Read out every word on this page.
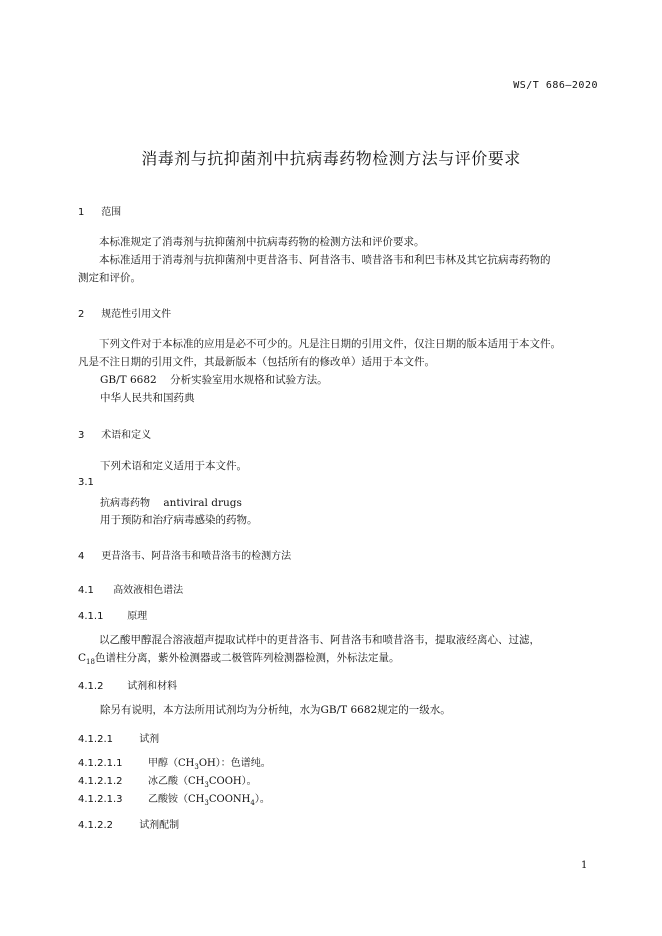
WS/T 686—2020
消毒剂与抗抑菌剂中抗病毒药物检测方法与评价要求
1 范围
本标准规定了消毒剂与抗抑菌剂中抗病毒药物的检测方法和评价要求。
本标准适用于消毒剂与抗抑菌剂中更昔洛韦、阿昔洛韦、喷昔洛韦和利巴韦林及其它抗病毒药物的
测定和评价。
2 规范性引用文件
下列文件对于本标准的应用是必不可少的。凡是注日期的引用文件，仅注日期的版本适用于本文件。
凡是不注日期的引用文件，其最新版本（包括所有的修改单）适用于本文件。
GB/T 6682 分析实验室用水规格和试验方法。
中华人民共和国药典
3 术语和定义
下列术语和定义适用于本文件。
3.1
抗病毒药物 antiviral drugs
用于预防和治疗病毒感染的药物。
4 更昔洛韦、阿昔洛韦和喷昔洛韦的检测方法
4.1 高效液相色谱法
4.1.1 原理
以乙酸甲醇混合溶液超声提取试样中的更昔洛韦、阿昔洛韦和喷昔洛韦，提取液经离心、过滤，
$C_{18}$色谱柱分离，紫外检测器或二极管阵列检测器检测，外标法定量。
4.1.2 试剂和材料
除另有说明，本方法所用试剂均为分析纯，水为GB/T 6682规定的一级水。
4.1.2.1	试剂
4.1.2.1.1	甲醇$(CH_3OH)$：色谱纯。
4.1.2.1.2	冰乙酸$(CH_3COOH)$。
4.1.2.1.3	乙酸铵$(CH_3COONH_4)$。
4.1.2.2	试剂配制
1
==
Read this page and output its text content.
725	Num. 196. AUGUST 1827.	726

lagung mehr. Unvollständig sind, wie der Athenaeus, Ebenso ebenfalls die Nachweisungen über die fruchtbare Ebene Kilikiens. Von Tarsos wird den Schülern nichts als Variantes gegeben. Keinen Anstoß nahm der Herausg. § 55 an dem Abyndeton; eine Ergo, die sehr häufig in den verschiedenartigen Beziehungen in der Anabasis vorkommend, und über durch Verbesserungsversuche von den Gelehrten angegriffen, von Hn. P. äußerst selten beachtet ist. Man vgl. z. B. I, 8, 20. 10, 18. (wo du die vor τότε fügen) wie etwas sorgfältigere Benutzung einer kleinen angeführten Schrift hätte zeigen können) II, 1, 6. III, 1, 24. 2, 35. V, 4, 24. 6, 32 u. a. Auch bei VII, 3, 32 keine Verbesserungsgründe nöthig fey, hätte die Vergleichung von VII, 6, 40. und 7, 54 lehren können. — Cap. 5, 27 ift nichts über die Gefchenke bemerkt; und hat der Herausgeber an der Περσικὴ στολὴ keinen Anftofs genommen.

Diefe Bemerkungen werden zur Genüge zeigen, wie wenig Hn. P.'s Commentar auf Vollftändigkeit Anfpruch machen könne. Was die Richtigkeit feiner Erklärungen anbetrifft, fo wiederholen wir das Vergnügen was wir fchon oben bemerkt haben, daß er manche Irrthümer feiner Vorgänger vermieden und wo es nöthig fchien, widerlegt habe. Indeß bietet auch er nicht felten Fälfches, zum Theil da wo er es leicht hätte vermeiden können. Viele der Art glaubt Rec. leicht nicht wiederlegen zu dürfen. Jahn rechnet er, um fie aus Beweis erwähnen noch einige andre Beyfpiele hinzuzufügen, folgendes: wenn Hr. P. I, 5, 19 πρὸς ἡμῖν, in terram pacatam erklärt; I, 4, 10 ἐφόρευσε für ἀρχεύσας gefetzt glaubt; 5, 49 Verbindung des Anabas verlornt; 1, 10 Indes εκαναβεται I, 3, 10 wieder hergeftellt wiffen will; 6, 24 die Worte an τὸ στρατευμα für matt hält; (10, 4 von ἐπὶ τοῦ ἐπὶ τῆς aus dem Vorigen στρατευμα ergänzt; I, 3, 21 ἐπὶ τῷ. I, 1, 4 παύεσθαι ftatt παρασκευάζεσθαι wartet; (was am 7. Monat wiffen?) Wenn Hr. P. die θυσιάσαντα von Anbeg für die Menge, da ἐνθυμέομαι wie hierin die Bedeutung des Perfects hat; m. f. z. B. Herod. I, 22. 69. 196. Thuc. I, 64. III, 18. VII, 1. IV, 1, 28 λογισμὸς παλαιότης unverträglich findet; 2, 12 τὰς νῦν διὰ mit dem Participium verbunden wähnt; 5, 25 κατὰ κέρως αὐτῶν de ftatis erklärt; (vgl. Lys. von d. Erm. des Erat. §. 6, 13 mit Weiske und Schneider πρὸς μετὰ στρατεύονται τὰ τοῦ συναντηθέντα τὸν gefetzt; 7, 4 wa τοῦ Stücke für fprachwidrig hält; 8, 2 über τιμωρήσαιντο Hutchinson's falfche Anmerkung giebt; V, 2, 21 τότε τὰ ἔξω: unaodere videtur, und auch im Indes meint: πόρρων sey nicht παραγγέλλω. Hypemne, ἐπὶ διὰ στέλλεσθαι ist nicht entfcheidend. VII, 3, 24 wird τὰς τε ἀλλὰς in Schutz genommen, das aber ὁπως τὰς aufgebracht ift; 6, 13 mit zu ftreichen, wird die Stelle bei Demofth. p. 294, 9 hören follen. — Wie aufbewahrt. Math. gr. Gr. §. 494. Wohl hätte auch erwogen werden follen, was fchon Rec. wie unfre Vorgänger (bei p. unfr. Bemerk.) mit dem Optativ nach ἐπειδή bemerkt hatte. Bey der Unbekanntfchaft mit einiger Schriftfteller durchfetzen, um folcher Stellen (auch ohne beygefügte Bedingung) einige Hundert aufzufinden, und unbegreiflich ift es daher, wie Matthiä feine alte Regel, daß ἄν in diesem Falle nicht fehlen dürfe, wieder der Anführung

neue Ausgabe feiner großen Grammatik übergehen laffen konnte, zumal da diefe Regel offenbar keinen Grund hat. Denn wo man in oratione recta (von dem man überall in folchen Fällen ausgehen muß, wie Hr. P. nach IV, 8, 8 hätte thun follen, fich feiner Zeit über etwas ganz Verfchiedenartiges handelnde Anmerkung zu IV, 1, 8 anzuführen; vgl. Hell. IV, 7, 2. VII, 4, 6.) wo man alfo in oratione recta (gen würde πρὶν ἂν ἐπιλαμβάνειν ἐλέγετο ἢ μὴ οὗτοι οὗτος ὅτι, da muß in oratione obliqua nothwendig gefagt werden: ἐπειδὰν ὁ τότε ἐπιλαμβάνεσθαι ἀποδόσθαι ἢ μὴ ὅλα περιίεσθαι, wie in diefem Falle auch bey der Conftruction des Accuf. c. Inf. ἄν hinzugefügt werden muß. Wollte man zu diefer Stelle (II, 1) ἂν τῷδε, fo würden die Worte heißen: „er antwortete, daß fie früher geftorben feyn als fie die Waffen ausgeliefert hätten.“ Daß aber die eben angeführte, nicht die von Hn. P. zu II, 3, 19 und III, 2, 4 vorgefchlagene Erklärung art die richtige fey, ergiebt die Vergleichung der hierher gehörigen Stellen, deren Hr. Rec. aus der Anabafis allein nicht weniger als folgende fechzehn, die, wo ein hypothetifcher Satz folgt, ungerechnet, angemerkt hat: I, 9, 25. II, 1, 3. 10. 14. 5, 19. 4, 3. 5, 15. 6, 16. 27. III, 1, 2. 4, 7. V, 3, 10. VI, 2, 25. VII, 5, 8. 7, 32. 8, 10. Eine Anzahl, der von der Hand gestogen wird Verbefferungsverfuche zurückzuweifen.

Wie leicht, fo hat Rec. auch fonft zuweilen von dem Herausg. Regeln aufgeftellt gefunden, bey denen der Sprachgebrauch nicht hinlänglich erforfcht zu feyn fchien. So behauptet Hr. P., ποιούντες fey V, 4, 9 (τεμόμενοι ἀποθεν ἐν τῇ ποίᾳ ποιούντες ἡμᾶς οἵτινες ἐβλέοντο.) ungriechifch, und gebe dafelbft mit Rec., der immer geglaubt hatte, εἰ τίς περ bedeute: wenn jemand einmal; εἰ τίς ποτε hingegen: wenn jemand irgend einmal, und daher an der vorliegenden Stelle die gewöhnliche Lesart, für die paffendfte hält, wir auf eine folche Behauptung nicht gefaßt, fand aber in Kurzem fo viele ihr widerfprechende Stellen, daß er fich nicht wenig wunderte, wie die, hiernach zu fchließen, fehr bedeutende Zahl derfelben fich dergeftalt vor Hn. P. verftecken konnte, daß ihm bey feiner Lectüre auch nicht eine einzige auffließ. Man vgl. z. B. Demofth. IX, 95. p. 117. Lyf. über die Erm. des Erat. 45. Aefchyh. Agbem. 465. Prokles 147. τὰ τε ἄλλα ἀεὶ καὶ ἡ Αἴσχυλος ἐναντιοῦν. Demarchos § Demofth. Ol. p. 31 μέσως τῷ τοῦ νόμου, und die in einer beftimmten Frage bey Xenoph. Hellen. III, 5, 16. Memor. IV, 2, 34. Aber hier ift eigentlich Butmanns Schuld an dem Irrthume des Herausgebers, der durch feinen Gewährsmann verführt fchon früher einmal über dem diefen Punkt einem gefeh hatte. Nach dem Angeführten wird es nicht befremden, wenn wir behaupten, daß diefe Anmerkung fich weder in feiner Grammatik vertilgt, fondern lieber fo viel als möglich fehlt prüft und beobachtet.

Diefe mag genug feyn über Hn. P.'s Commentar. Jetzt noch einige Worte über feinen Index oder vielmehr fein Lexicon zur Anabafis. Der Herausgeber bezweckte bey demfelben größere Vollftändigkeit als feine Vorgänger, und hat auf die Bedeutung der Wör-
...
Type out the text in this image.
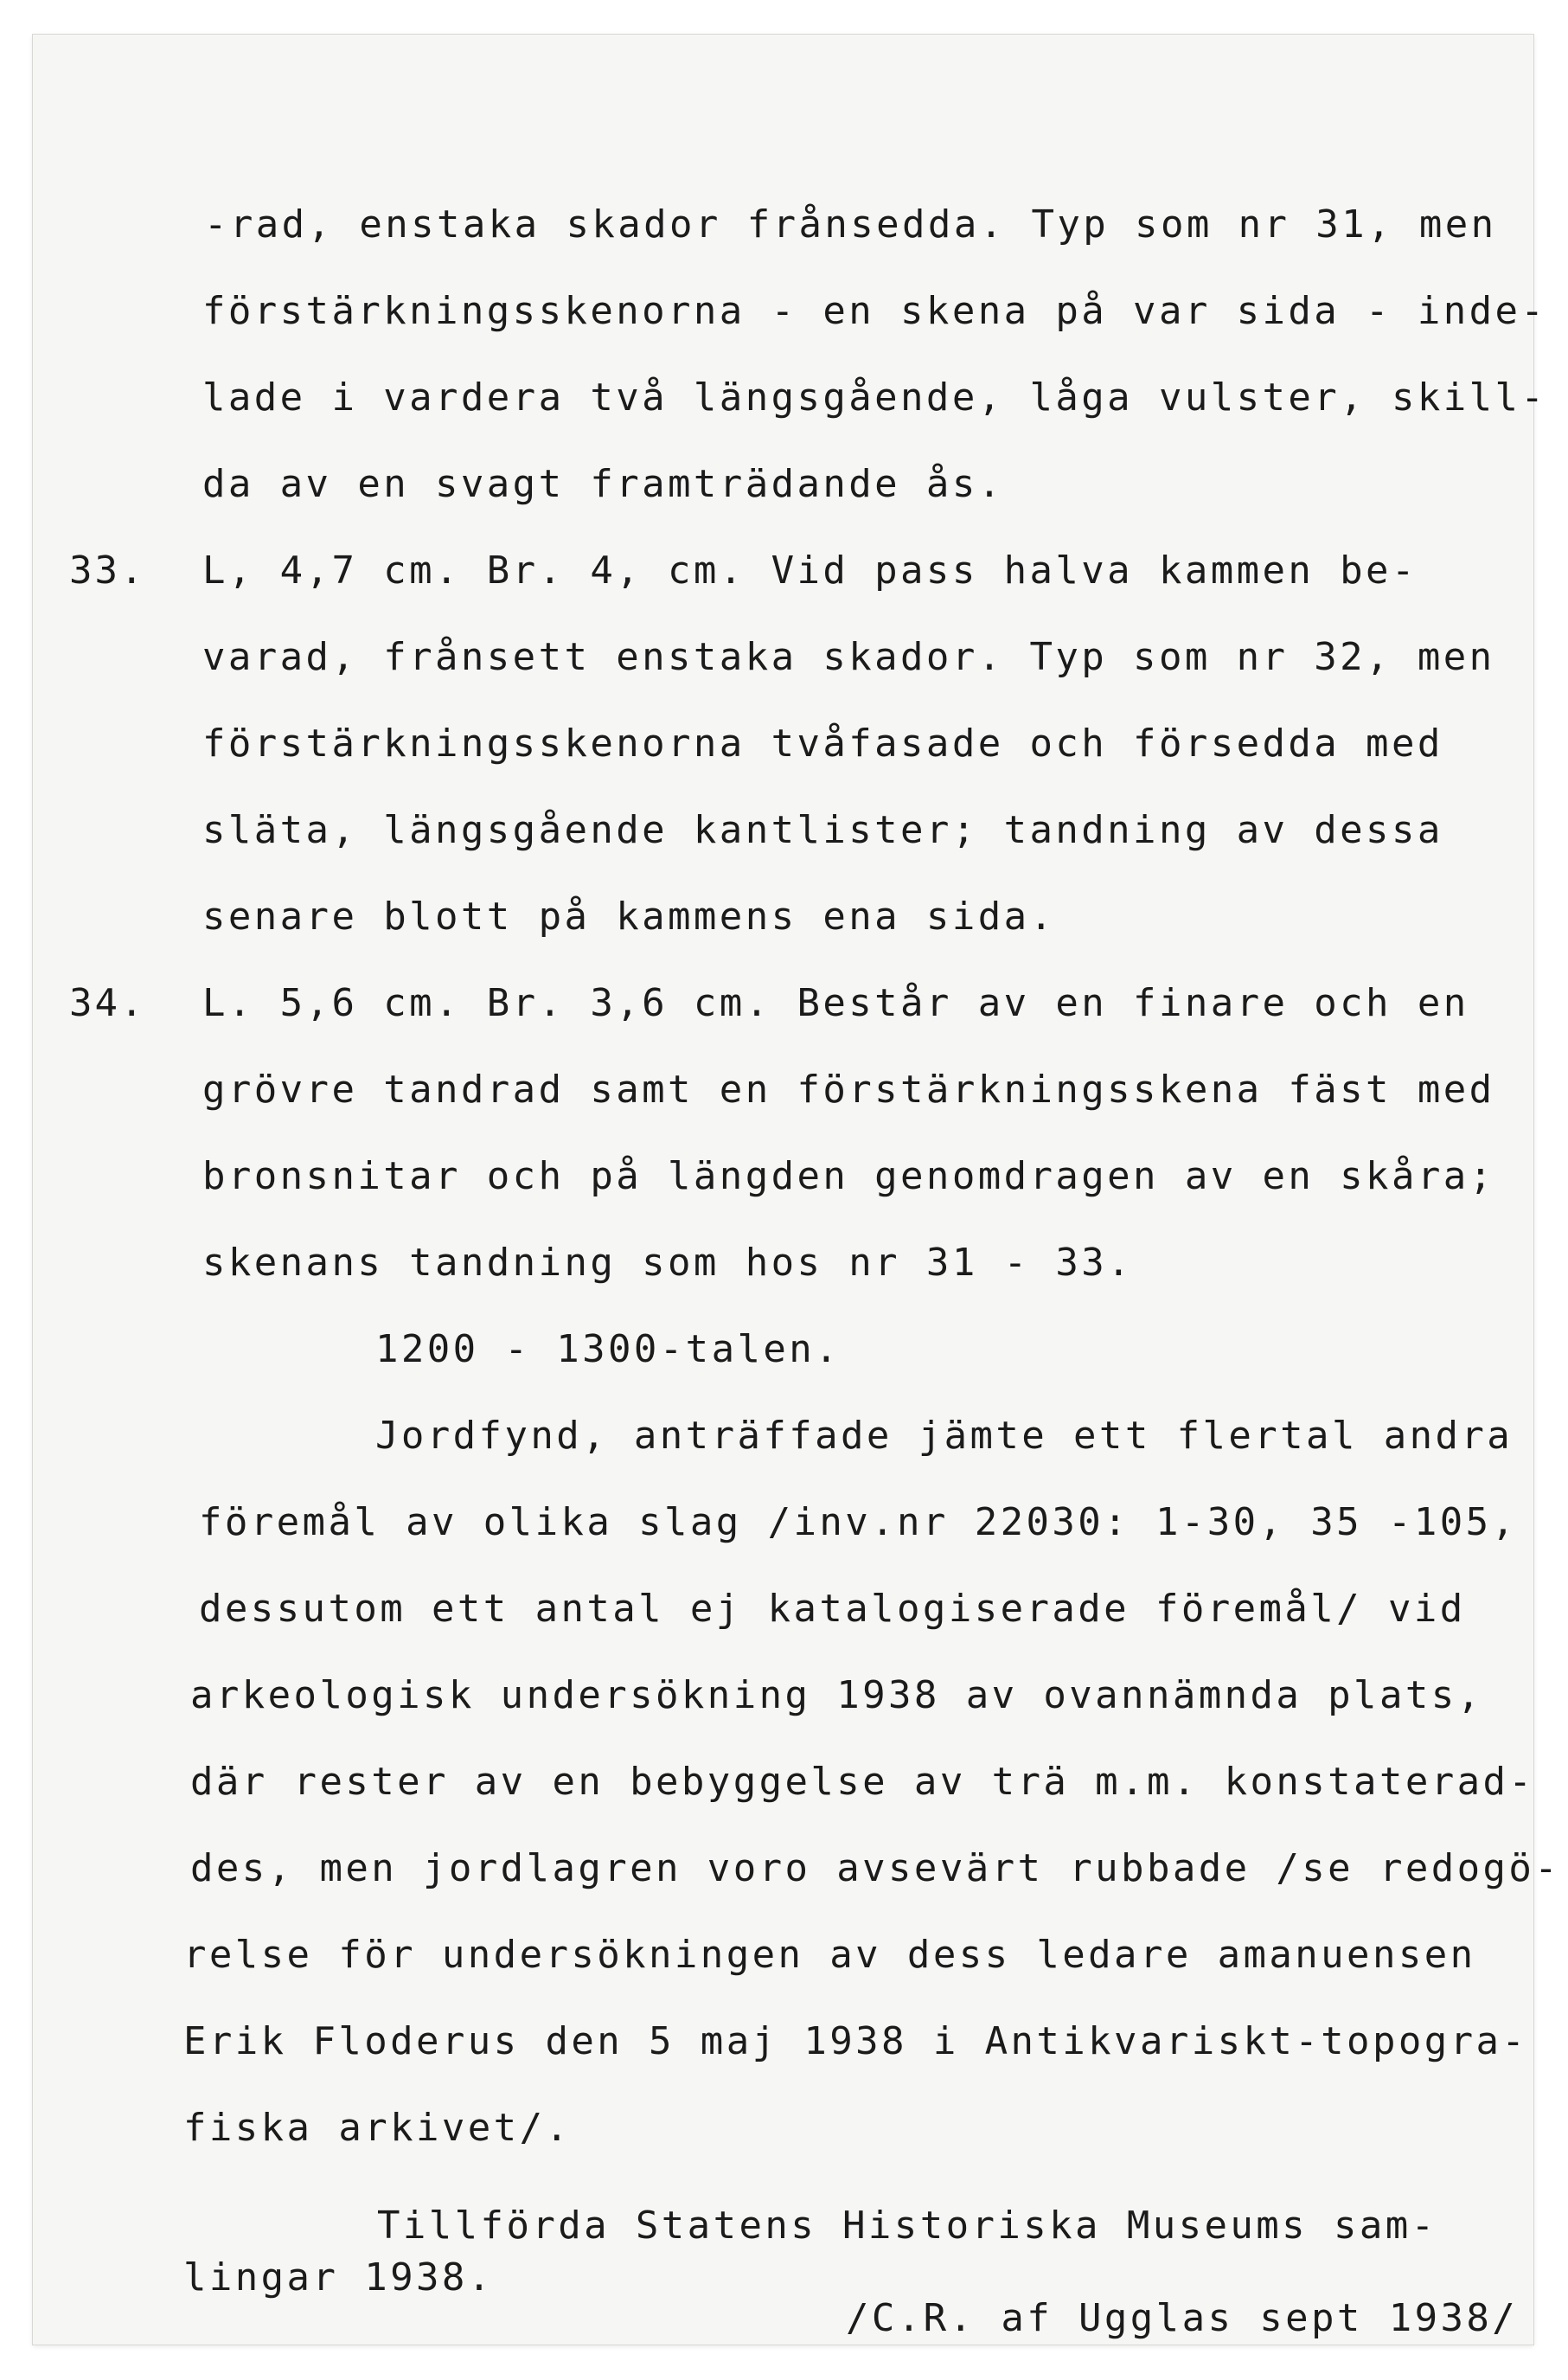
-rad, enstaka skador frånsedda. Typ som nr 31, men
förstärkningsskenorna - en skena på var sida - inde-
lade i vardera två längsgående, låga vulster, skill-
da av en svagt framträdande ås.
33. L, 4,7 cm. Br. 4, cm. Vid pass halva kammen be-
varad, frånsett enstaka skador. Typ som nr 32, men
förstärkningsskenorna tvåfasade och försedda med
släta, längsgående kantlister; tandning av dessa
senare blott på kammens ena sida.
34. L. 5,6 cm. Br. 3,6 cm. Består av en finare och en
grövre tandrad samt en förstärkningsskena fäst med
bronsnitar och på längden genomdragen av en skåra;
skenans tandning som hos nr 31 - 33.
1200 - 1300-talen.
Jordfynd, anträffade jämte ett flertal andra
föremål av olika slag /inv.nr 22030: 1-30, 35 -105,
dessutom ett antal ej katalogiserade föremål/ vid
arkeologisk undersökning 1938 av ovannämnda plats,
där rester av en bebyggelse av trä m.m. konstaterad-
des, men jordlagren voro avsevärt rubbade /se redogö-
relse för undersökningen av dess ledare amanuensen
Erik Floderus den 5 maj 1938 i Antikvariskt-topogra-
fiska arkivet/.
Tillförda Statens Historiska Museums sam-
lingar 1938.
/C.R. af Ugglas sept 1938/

■ **Assignment**
Copy each line of the listing that contains "Read".

■ **Exercise solution**
Read out every word on this page.
Read this page and output its text content.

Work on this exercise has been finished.